Document excerpt section start

June 2003, AccountAbility, Business for Social Responsibility (BSR), Brody Weiser Burns
- What value is there in companies measuring, managing, and reporting on the economic impact of their business activities?
- What are the implications for both managers and public policy?
These questions frame this report, the first output from an ongoing program of work from AccountAbility and Business for Social Responsibility in association with Brody Weiser Burns. Funded by the Ford Foundation, this research explores the basis on which leading companies measure, manage, and report their economic impacts on poor and disadvantaged communities. This project is designed to enhance the ability of companies to manage and improve their economic development activities.
The initial phase of the programme aims to increase understanding of:
- How leadership companies are managing their economic impacts on communities
- The role of social and sustainability reporting, and broadly emerging corporate responsibility standards, in shaping how companies report on economic impacts
- The public policy implications of this research for companies, government and other stakeholders
- How corporate responsibility frameworks might better support companies interested in managing their economic impacts on communities.
The research methodology included analyzing corporate responsibility standards, reviewing social and sustainability reports, carrying out workshops and interviews with companies and advocates, and developing in-depth company case studies.

Document excerpt section end

Exercise 1:
In the report overview, which foundation is named as funding the research?
Exercise 2:
Reproduce the stretch of the report overview from "- What are the" through "economic development activities.".
Answer from the report overview alone.

Data for analysis section start

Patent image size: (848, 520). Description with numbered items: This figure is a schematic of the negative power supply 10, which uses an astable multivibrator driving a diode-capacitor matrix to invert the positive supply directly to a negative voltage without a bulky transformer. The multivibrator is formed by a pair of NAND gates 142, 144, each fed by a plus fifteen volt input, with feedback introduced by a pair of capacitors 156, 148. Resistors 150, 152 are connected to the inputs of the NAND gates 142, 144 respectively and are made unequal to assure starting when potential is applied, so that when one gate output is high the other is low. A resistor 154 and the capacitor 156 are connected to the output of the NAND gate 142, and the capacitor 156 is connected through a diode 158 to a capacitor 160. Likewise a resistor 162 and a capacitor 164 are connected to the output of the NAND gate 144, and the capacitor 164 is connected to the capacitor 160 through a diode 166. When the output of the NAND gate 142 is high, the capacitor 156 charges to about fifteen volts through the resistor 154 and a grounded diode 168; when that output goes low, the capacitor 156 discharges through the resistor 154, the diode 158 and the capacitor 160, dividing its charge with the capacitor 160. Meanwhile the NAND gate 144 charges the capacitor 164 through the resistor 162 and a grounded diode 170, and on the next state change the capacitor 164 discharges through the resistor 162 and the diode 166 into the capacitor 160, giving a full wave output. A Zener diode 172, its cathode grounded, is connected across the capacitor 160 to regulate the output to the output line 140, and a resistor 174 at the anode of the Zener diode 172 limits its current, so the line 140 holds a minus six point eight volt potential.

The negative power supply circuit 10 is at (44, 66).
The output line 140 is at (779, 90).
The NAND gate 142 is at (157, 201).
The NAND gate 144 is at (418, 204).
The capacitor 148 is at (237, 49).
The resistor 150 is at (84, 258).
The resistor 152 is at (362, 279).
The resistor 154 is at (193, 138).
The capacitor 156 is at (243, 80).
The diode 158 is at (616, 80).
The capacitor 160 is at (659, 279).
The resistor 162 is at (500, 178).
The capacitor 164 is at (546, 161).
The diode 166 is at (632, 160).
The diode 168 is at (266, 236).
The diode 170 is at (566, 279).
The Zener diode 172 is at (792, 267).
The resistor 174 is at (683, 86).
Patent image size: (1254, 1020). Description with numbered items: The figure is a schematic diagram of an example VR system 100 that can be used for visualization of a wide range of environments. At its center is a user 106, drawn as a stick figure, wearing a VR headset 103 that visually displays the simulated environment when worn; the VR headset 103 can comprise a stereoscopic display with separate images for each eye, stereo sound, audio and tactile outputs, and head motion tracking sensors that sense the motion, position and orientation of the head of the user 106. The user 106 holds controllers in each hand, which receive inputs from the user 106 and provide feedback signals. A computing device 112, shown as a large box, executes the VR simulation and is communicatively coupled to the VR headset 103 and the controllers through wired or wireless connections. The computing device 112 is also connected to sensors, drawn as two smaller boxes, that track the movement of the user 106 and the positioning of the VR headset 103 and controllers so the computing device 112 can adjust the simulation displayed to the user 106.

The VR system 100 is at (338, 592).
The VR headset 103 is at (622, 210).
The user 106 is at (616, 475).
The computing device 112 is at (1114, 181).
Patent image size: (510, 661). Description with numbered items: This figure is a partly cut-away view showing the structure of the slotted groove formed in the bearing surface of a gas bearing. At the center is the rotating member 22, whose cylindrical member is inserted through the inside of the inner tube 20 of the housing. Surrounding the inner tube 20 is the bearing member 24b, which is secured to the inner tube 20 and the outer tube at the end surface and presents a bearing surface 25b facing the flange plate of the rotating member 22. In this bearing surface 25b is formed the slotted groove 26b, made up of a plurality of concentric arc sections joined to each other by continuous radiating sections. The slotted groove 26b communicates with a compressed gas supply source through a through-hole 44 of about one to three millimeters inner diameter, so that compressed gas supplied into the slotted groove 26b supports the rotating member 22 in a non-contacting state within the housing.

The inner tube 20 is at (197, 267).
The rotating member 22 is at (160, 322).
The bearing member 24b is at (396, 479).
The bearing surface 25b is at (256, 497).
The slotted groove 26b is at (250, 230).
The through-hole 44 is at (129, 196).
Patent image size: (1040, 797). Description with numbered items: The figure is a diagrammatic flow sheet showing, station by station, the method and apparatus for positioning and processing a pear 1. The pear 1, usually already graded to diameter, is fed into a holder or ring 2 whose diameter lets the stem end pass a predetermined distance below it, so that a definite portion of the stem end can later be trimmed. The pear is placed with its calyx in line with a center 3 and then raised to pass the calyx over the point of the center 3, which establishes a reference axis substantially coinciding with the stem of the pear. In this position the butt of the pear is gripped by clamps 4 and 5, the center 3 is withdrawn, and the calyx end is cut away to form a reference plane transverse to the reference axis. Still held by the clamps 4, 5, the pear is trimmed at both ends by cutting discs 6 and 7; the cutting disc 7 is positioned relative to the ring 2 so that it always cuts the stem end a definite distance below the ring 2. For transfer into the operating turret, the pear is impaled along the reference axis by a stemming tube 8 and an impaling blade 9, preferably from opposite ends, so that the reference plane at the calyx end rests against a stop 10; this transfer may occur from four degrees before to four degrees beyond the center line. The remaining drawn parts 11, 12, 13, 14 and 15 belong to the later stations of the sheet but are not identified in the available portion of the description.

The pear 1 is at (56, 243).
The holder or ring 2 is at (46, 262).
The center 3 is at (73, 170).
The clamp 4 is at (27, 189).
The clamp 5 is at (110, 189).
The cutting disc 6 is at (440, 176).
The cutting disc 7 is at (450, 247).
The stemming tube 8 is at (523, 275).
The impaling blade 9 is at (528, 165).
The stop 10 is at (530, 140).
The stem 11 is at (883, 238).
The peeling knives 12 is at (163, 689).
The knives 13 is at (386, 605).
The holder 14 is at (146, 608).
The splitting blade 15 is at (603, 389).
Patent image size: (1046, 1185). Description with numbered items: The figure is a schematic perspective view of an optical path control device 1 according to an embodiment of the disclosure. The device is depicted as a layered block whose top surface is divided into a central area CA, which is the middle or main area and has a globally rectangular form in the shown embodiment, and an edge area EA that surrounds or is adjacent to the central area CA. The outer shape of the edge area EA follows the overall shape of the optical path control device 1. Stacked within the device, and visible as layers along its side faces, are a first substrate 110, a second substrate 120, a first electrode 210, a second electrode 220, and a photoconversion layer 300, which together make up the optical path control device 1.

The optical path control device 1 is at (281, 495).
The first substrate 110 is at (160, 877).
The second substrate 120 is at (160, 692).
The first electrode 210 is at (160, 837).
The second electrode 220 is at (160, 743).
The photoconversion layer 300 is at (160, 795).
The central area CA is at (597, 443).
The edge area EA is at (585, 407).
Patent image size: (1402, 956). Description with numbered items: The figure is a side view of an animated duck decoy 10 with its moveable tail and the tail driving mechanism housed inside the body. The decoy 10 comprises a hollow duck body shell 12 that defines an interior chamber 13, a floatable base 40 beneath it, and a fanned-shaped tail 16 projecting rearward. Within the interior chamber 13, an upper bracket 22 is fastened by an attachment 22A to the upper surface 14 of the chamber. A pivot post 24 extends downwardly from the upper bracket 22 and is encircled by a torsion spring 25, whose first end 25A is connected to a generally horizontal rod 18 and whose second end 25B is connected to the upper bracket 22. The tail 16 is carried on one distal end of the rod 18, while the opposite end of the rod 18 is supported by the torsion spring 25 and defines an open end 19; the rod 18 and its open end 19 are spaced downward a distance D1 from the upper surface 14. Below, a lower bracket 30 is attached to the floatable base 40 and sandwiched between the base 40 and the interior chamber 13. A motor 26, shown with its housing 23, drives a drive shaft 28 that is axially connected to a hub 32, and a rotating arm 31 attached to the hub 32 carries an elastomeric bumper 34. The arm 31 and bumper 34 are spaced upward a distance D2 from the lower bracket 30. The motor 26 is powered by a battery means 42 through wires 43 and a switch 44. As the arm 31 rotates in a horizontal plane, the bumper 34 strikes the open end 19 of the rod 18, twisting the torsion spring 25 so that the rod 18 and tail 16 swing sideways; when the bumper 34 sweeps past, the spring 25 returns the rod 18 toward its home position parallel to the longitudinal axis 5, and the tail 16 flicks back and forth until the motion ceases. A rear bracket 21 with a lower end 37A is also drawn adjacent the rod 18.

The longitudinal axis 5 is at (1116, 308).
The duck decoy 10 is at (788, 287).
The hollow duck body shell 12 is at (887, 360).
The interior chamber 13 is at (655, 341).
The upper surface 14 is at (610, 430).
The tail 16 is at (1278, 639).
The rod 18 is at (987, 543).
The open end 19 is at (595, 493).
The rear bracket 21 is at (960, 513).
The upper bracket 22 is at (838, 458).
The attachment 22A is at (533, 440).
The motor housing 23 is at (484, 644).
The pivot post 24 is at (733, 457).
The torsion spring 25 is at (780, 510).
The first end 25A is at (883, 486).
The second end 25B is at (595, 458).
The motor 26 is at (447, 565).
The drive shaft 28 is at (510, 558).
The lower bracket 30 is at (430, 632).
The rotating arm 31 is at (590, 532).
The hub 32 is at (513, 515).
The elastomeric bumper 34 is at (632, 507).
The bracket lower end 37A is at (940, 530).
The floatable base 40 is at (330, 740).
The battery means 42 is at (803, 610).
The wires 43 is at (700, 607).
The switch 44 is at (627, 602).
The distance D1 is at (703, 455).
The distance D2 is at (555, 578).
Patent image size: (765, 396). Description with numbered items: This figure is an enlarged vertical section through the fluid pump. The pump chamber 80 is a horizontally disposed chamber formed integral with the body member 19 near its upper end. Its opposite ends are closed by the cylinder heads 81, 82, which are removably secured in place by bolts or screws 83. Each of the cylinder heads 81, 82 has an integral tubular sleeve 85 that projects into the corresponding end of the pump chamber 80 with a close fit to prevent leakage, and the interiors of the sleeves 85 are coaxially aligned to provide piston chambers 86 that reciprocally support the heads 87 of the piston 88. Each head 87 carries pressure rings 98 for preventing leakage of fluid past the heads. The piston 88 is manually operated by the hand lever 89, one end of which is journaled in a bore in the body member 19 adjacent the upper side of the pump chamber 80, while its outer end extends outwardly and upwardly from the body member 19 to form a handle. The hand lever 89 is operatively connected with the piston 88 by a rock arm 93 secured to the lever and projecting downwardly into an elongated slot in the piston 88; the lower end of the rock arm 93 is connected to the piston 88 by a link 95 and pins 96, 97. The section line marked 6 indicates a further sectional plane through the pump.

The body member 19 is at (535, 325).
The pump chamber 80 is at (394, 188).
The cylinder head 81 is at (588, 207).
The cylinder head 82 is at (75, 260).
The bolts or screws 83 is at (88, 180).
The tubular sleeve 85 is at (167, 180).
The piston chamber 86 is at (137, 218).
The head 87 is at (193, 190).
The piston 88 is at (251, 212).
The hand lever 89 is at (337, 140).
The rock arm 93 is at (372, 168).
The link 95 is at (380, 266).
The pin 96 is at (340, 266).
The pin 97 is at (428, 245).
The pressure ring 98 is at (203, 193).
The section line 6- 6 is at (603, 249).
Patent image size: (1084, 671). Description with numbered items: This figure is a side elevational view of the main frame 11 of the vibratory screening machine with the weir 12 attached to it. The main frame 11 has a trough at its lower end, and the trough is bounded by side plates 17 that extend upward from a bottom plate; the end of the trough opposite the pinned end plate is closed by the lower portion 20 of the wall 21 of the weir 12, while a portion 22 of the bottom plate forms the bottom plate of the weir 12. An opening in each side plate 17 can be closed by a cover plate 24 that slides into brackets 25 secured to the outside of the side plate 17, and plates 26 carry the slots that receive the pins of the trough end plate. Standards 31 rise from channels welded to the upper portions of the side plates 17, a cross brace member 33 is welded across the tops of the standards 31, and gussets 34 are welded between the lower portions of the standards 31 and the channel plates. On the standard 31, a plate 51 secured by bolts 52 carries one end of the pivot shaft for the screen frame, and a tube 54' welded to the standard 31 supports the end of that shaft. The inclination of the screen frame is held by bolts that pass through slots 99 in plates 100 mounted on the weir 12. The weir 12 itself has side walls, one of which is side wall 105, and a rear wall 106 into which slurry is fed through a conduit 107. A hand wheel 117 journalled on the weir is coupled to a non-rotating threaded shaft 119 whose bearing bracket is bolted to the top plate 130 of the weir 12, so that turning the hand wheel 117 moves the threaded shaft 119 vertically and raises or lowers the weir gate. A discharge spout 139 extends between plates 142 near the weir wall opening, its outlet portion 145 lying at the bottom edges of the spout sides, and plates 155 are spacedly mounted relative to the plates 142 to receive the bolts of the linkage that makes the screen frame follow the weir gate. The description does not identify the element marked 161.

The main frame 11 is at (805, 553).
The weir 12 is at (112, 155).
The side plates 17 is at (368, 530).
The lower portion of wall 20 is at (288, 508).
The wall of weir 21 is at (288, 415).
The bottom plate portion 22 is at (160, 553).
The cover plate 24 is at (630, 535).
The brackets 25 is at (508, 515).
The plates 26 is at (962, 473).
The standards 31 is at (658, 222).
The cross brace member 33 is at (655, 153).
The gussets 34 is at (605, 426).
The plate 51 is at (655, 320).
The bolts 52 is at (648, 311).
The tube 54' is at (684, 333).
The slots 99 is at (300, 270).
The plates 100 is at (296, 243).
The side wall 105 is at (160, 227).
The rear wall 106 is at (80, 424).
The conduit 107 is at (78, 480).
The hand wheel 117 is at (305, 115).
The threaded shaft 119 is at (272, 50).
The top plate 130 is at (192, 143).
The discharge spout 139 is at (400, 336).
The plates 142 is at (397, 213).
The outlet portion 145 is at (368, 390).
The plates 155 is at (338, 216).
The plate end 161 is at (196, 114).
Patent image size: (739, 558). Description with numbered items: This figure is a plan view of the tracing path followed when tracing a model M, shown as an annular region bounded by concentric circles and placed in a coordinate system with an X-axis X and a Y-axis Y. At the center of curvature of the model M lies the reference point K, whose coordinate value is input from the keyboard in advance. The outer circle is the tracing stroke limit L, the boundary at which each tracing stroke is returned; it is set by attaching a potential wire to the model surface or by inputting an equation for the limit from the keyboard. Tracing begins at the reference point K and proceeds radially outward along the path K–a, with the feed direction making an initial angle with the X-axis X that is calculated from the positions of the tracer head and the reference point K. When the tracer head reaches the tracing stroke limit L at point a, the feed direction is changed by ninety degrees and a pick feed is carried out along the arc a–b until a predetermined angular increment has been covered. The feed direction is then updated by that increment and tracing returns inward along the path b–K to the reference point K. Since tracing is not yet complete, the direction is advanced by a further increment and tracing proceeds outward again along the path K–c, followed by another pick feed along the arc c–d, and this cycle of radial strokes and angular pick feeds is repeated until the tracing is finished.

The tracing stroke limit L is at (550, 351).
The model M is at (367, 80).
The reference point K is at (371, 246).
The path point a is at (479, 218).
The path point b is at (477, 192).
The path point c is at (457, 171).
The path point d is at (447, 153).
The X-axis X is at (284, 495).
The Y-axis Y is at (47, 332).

Data for analysis section end

Expected answer 1:
The Ford Foundation.

Expected answer 2:
- What are the implications for both managers and public policy?
These questions frame this report, the first output from an ongoing program of work from AccountAbility and Business for Social Responsibility in association with Brody Weiser Burns. Funded by the Ford Foundation, this research explores the basis on which leading companies measure, manage, and report their economic impacts on poor and disadvantaged communities. This project is designed to enhance the ability of companies to manage and improve their economic development activities.